§ Written problem:
Write every record out again exactly, and keep images out of it.

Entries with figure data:

# # # #

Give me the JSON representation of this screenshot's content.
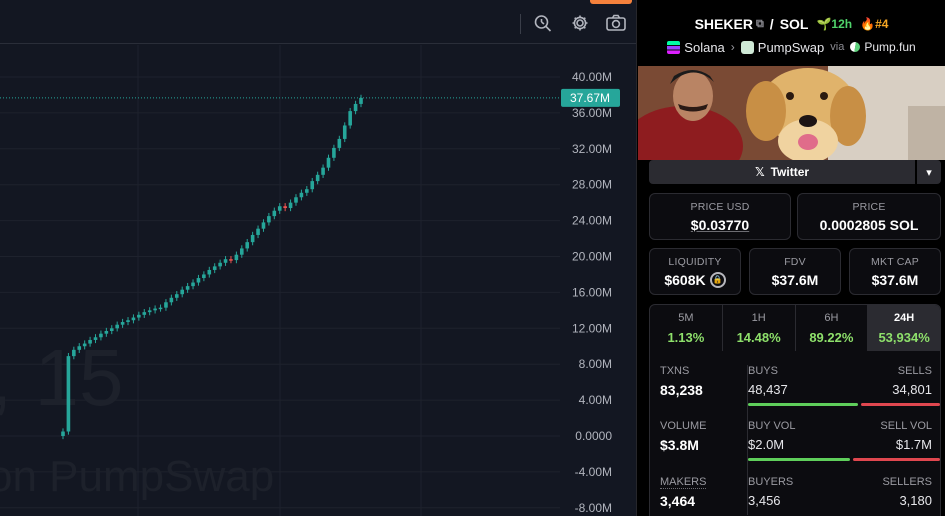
{
  "chart": {
    "watermark_line1": ", 15",
    "watermark_line2": "on PumpSwap",
    "last_price_label": "37.67M",
    "last_price_color": "#26a69a",
    "up_color": "#26a69a",
    "down_color": "#ef5350",
    "toolbar_icons": [
      "search-zoom-icon",
      "gear-icon",
      "camera-icon"
    ]
  },
  "chart_data": {
    "type": "candlestick",
    "y_ticks": [
      "40.00M",
      "36.00M",
      "32.00M",
      "28.00M",
      "24.00M",
      "20.00M",
      "16.00M",
      "12.00M",
      "8.00M",
      "4.00M",
      "0.0000",
      "-4.00M",
      "-8.00M"
    ],
    "y_range_millions": [
      -8,
      40
    ],
    "last_value_millions": 37.67,
    "series_close_millions": [
      0.5,
      8.9,
      9.6,
      10.0,
      10.3,
      10.7,
      11.0,
      11.4,
      11.7,
      12.0,
      12.4,
      12.7,
      12.9,
      13.2,
      13.5,
      13.8,
      14.0,
      14.2,
      14.3,
      14.9,
      15.4,
      15.8,
      16.3,
      16.7,
      17.1,
      17.6,
      18.0,
      18.5,
      18.9,
      19.3,
      19.7,
      19.6,
      20.2,
      20.9,
      21.6,
      22.4,
      23.1,
      23.8,
      24.5,
      25.1,
      25.6,
      25.4,
      26.0,
      26.6,
      27.1,
      27.5,
      28.4,
      29.1,
      29.9,
      31.0,
      32.1,
      33.1,
      34.6,
      36.2,
      37.0,
      37.67
    ]
  },
  "token": {
    "symbol": "SHEKER",
    "quote": "SOL",
    "age": "12h",
    "rank": "#4",
    "chain": "Solana",
    "dex": "PumpSwap",
    "via_label": "via",
    "launchpad": "Pump.fun"
  },
  "social": {
    "twitter_label": "Twitter"
  },
  "prices": {
    "usd_label": "PRICE USD",
    "usd_value": "$0.03770",
    "native_label": "PRICE",
    "native_value": "0.0002805 SOL"
  },
  "metrics": {
    "liquidity_label": "LIQUIDITY",
    "liquidity_value": "$608K",
    "fdv_label": "FDV",
    "fdv_value": "$37.6M",
    "mcap_label": "MKT CAP",
    "mcap_value": "$37.6M"
  },
  "timeframes": [
    {
      "label": "5M",
      "change": "1.13%"
    },
    {
      "label": "1H",
      "change": "14.48%"
    },
    {
      "label": "6H",
      "change": "89.22%"
    },
    {
      "label": "24H",
      "change": "53,934%"
    }
  ],
  "stats": {
    "txns_label": "TXNS",
    "txns_value": "83,238",
    "buys_label": "BUYS",
    "buys_value": "48,437",
    "sells_label": "SELLS",
    "sells_value": "34,801",
    "buys_ratio": 0.582,
    "volume_label": "VOLUME",
    "volume_value": "$3.8M",
    "buy_vol_label": "BUY VOL",
    "buy_vol_value": "$2.0M",
    "sell_vol_label": "SELL VOL",
    "sell_vol_value": "$1.7M",
    "buy_vol_ratio": 0.54,
    "makers_label": "MAKERS",
    "makers_value": "3,464",
    "buyers_label": "BUYERS",
    "buyers_value": "3,456",
    "sellers_label": "SELLERS",
    "sellers_value": "3,180"
  }
}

# # # #

§ Problem solution:
Give me the JSON representation of this screenshot's content.
{
  "chart": {
    "watermark_line1": ", 15",
    "watermark_line2": "on PumpSwap",
    "last_price_label": "37.67M",
    "last_price_color": "#26a69a",
    "up_color": "#26a69a",
    "down_color": "#ef5350",
    "toolbar_icons": [
      "search-zoom-icon",
      "gear-icon",
      "camera-icon"
    ]
  },
  "chart_data": {
    "type": "candlestick",
    "y_ticks": [
      "40.00M",
      "36.00M",
      "32.00M",
      "28.00M",
      "24.00M",
      "20.00M",
      "16.00M",
      "12.00M",
      "8.00M",
      "4.00M",
      "0.0000",
      "-4.00M",
      "-8.00M"
    ],
    "y_range_millions": [
      -8,
      40
    ],
    "last_value_millions": 37.67,
    "series_close_millions": [
      0.5,
      8.9,
      9.6,
      10.0,
      10.3,
      10.7,
      11.0,
      11.4,
      11.7,
      12.0,
      12.4,
      12.7,
      12.9,
      13.2,
      13.5,
      13.8,
      14.0,
      14.2,
      14.3,
      14.9,
      15.4,
      15.8,
      16.3,
      16.7,
      17.1,
      17.6,
      18.0,
      18.5,
      18.9,
      19.3,
      19.7,
      19.6,
      20.2,
      20.9,
      21.6,
      22.4,
      23.1,
      23.8,
      24.5,
      25.1,
      25.6,
      25.4,
      26.0,
      26.6,
      27.1,
      27.5,
      28.4,
      29.1,
      29.9,
      31.0,
      32.1,
      33.1,
      34.6,
      36.2,
      37.0,
      37.67
    ]
  },
  "token": {
    "symbol": "SHEKER",
    "quote": "SOL",
    "age": "12h",
    "rank": "#4",
    "chain": "Solana",
    "dex": "PumpSwap",
    "via_label": "via",
    "launchpad": "Pump.fun"
  },
  "social": {
    "twitter_label": "Twitter"
  },
  "prices": {
    "usd_label": "PRICE USD",
    "usd_value": "$0.03770",
    "native_label": "PRICE",
    "native_value": "0.0002805 SOL"
  },
  "metrics": {
    "liquidity_label": "LIQUIDITY",
    "liquidity_value": "$608K",
    "fdv_label": "FDV",
    "fdv_value": "$37.6M",
    "mcap_label": "MKT CAP",
    "mcap_value": "$37.6M"
  },
  "timeframes": [
    {
      "label": "5M",
      "change": "1.13%"
    },
    {
      "label": "1H",
      "change": "14.48%"
    },
    {
      "label": "6H",
      "change": "89.22%"
    },
    {
      "label": "24H",
      "change": "53,934%"
    }
  ],
  "stats": {
    "txns_label": "TXNS",
    "txns_value": "83,238",
    "buys_label": "BUYS",
    "buys_value": "48,437",
    "sells_label": "SELLS",
    "sells_value": "34,801",
    "buys_ratio": 0.582,
    "volume_label": "VOLUME",
    "volume_value": "$3.8M",
    "buy_vol_label": "BUY VOL",
    "buy_vol_value": "$2.0M",
    "sell_vol_label": "SELL VOL",
    "sell_vol_value": "$1.7M",
    "buy_vol_ratio": 0.54,
    "makers_label": "MAKERS",
    "makers_value": "3,464",
    "buyers_label": "BUYERS",
    "buyers_value": "3,456",
    "sellers_label": "SELLERS",
    "sellers_value": "3,180"
  }
}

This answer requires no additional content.